→ Written request
Pull each line holding "Adicionais" out of the entries below.

[Extracted records]
'''
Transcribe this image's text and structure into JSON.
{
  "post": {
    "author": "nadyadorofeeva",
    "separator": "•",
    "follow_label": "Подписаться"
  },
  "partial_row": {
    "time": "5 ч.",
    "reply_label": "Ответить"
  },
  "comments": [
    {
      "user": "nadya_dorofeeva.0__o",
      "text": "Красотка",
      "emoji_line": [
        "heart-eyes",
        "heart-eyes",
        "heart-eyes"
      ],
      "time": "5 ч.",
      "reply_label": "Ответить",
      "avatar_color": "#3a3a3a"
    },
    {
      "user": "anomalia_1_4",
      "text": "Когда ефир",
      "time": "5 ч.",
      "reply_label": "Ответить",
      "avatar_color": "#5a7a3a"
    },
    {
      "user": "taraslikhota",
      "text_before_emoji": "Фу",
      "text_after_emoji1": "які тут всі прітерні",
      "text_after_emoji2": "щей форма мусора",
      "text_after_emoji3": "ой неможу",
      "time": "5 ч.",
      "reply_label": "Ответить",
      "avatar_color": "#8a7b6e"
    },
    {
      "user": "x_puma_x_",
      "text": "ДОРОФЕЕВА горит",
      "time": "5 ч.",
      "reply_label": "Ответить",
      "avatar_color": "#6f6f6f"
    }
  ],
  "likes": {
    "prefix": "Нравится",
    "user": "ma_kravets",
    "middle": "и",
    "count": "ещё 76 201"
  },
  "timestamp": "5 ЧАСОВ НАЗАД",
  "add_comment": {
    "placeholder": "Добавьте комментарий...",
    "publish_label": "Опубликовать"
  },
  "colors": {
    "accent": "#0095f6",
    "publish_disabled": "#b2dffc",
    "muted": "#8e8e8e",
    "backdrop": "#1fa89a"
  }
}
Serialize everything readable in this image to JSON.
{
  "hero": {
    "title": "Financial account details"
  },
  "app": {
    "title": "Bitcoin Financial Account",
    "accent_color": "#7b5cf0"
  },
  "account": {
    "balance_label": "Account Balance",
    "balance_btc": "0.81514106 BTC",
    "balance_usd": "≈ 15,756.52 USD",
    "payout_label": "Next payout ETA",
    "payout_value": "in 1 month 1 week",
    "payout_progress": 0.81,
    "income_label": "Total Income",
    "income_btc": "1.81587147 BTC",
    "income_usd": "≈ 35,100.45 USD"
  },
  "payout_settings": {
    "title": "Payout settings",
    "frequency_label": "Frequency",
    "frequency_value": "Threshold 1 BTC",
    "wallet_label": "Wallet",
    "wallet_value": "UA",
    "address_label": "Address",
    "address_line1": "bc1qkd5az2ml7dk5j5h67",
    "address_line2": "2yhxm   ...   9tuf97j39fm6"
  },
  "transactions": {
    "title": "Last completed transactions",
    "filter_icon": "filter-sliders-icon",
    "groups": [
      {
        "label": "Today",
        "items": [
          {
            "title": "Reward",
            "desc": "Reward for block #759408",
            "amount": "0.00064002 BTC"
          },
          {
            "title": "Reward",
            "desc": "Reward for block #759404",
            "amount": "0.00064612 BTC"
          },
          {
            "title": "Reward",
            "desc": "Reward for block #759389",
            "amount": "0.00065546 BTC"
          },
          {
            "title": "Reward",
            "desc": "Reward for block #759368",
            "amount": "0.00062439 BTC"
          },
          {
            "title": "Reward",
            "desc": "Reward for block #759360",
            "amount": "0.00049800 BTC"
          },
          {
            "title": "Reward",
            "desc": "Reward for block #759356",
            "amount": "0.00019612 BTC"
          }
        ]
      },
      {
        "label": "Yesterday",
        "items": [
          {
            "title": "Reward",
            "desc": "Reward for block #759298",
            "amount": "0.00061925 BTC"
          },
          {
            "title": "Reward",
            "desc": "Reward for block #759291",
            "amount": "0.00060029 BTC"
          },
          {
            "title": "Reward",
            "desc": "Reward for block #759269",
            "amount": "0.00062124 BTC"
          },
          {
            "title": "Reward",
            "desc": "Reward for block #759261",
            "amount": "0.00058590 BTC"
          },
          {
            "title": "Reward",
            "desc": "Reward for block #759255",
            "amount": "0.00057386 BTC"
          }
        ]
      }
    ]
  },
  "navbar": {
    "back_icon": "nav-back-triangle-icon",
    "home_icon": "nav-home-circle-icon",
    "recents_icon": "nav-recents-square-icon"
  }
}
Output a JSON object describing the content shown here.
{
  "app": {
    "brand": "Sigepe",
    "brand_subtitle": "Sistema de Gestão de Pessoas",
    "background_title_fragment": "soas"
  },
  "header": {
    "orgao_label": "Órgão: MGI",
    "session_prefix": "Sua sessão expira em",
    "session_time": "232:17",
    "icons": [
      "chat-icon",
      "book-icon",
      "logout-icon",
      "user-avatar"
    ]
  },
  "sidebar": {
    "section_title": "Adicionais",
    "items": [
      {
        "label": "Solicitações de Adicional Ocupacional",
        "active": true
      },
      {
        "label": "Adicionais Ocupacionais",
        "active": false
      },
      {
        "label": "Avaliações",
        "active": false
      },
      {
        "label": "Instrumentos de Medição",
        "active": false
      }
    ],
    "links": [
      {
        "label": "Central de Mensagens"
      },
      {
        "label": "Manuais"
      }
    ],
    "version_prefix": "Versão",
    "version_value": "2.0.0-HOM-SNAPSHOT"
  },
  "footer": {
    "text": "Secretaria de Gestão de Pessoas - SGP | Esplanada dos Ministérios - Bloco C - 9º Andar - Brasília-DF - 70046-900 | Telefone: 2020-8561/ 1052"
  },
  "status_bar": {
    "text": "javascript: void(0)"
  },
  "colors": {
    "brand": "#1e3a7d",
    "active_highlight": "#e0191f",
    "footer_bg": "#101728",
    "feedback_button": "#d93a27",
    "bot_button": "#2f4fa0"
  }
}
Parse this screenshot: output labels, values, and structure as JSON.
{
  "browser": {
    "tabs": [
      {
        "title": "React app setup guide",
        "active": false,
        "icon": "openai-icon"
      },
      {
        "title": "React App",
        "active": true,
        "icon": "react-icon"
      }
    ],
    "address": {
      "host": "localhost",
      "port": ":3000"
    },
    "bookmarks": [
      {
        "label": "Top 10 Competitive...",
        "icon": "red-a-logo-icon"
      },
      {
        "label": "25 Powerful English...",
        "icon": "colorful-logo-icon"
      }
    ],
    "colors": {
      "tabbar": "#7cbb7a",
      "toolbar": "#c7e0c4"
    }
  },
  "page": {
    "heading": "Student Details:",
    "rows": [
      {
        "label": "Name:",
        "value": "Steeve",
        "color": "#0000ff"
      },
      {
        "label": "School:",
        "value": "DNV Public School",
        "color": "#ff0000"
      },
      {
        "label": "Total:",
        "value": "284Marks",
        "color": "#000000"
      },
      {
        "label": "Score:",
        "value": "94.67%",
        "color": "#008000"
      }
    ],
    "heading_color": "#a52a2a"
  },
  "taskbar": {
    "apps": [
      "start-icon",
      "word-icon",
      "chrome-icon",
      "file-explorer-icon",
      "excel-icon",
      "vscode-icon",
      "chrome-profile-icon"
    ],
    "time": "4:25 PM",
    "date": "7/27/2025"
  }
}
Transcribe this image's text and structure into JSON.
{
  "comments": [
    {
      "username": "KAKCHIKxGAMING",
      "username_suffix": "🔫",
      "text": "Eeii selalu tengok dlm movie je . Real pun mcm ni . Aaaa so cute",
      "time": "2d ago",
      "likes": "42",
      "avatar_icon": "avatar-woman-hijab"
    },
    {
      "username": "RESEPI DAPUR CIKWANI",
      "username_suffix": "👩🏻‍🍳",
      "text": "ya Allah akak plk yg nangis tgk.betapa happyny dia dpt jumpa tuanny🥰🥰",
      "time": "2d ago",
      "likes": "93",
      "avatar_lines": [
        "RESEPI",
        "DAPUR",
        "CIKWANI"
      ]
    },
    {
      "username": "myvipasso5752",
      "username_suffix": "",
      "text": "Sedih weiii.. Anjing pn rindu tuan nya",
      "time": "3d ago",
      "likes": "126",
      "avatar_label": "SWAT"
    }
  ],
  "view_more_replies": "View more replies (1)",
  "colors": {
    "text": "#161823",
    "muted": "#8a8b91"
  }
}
'''
→ Solution to this exercise
    "section_title": "Adicionais",
        "label": "Adicionais Ocupacionais",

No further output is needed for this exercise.